> **Instructions for the task**:
Find the lines holding the word "right" and collect them.

* BEGIN *

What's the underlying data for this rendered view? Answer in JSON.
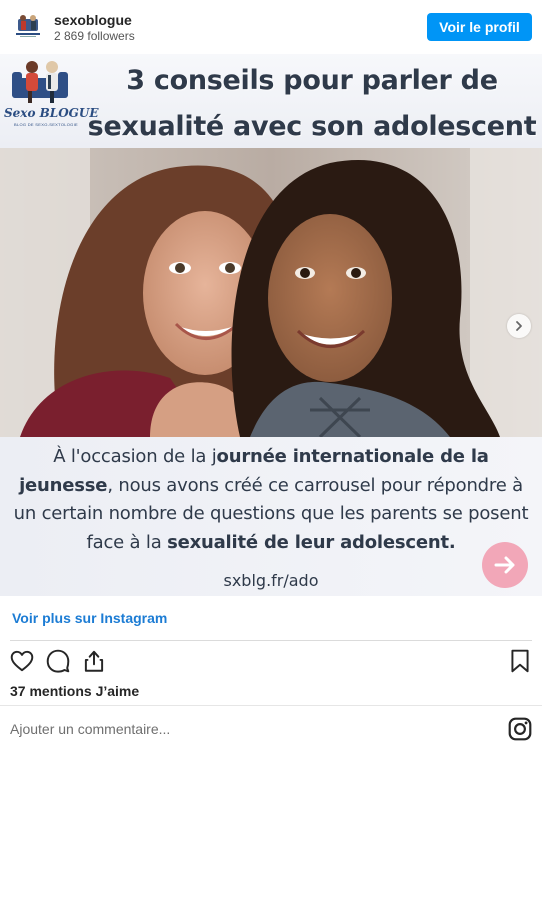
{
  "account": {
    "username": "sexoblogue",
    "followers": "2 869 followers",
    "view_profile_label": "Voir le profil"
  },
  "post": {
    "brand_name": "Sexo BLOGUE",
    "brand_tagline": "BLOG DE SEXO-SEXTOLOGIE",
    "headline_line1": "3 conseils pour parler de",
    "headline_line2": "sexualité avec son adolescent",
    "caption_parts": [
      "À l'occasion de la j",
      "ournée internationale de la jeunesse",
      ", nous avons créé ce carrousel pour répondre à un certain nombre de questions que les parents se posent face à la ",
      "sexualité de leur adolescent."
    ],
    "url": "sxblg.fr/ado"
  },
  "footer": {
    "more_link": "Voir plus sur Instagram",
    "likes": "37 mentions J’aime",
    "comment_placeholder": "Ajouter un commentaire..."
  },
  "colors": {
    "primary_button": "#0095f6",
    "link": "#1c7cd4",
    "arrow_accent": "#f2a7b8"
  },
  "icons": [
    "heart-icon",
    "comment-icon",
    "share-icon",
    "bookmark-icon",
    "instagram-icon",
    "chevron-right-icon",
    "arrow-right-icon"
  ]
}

* END *
* BEGIN *

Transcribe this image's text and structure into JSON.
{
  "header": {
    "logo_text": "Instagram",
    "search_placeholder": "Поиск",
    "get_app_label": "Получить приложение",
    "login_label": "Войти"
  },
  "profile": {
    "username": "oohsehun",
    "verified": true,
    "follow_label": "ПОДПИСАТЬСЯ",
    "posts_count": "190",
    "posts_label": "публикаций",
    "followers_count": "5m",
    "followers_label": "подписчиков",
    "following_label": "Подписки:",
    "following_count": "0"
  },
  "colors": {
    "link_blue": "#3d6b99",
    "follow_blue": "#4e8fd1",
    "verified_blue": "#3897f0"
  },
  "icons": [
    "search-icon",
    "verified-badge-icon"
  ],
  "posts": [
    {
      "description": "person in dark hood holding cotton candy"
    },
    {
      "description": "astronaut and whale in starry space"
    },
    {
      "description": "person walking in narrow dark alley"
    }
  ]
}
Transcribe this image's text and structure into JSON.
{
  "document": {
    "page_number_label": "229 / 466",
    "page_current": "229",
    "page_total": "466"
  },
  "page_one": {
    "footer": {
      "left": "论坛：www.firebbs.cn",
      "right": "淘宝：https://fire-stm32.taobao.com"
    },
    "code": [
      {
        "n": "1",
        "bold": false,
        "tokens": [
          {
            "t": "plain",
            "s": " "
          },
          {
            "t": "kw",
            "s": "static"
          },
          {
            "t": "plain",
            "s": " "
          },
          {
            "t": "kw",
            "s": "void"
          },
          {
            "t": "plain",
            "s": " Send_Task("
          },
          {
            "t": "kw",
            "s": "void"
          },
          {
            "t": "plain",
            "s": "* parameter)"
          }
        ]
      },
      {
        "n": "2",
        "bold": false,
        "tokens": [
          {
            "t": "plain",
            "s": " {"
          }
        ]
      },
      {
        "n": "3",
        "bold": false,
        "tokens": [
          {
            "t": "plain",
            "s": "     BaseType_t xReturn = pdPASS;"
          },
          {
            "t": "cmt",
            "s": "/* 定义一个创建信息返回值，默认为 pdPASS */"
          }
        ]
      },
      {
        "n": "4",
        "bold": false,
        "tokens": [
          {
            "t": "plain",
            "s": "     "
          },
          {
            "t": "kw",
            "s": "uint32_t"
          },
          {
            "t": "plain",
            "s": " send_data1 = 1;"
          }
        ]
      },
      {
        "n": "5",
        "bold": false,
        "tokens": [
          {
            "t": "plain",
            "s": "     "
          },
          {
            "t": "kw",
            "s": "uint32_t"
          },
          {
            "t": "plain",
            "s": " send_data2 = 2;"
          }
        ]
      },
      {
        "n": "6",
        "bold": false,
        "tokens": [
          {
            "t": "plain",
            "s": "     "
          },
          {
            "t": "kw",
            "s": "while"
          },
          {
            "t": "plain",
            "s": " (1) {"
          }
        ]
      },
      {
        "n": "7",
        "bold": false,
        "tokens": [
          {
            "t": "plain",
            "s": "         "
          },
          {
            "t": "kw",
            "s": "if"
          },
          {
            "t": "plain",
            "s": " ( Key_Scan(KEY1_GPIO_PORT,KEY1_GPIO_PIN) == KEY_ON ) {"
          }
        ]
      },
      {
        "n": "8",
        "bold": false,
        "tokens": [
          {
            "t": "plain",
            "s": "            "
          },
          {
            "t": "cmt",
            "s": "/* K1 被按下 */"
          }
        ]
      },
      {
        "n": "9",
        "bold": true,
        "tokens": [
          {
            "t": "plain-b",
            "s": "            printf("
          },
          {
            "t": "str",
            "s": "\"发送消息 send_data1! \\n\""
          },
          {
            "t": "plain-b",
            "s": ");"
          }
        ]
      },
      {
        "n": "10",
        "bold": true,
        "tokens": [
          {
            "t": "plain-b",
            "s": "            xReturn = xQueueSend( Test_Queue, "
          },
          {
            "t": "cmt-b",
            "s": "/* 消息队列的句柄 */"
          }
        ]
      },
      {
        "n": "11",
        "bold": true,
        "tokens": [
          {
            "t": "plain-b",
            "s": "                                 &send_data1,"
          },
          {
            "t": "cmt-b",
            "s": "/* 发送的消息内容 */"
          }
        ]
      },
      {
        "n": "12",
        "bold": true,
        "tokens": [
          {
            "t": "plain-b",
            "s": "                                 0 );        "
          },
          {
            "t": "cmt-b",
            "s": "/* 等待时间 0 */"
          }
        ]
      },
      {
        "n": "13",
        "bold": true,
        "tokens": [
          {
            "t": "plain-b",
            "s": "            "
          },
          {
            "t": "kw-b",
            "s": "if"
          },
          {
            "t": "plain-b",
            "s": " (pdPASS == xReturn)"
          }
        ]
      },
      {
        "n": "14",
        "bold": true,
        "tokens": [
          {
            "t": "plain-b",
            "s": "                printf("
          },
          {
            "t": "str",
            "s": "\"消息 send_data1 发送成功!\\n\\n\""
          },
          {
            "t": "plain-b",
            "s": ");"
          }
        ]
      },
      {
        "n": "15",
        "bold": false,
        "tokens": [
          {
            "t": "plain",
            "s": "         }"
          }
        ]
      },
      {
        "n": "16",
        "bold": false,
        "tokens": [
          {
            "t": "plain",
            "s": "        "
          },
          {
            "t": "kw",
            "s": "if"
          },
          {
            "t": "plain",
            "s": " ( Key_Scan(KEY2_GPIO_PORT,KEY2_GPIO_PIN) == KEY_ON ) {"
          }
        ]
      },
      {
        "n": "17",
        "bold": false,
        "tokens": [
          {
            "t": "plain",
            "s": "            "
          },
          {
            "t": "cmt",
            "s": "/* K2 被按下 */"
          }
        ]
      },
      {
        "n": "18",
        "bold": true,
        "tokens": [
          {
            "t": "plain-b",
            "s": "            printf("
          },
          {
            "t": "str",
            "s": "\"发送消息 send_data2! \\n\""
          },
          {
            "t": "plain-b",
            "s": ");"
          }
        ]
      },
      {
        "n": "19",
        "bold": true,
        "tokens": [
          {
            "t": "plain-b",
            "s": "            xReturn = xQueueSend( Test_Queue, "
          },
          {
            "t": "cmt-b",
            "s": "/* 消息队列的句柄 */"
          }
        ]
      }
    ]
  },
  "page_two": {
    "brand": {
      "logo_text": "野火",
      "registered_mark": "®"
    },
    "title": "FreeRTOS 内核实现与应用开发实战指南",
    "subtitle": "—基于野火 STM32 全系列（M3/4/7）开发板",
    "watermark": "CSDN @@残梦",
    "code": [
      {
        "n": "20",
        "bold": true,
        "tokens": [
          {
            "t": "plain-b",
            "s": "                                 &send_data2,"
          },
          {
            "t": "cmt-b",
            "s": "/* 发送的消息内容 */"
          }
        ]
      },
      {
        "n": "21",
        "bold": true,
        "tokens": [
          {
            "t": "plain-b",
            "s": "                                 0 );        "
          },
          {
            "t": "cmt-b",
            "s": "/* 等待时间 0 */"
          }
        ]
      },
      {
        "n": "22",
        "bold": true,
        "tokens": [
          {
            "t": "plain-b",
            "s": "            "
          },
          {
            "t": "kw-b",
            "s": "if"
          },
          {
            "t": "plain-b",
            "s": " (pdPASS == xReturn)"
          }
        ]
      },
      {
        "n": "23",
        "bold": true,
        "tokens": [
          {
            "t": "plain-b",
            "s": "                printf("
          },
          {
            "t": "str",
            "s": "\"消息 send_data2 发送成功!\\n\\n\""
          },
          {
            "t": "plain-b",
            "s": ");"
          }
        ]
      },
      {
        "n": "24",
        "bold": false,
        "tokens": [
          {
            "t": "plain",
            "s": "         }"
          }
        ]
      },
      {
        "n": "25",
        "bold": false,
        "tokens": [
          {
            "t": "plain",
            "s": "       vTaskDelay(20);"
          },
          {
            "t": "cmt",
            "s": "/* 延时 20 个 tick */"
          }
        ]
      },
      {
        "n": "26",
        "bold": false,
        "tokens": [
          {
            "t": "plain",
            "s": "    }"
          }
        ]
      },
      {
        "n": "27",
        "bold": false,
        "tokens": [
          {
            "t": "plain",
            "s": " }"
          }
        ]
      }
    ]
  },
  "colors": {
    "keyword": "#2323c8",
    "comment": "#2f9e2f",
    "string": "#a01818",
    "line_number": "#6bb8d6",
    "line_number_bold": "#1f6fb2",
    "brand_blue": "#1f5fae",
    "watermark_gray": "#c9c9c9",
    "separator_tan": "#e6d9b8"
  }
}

* END *
* BEGIN *

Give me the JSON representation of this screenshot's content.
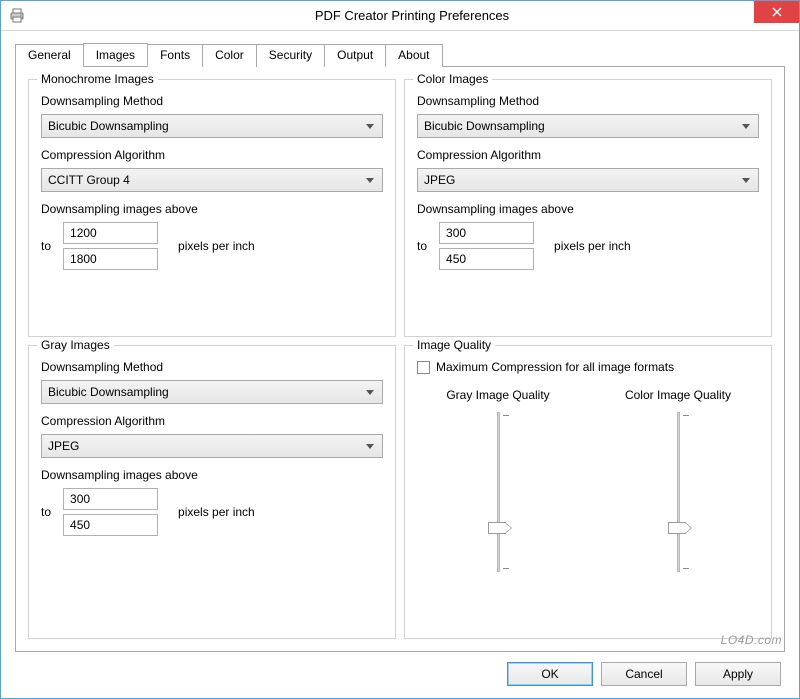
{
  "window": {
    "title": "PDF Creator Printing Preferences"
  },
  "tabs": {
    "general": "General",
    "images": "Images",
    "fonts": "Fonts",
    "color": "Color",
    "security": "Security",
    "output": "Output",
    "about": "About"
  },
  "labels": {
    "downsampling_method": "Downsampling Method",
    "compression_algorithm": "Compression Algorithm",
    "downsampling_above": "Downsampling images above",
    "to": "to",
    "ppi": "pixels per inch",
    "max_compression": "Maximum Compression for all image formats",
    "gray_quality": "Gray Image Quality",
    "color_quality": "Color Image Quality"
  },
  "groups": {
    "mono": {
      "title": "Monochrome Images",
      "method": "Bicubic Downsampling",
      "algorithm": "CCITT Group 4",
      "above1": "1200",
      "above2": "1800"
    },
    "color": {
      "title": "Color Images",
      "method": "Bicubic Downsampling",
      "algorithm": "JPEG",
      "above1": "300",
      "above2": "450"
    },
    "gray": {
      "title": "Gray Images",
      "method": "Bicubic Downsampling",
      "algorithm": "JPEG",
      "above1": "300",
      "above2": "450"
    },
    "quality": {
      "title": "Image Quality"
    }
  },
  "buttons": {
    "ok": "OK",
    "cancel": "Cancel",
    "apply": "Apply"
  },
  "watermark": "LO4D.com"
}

* END *

> **Exercise response**:
    "chevron-right-icon",
    "arrow-right-icon"
      "right": "淘宝：https://fire-stm32.taobao.com"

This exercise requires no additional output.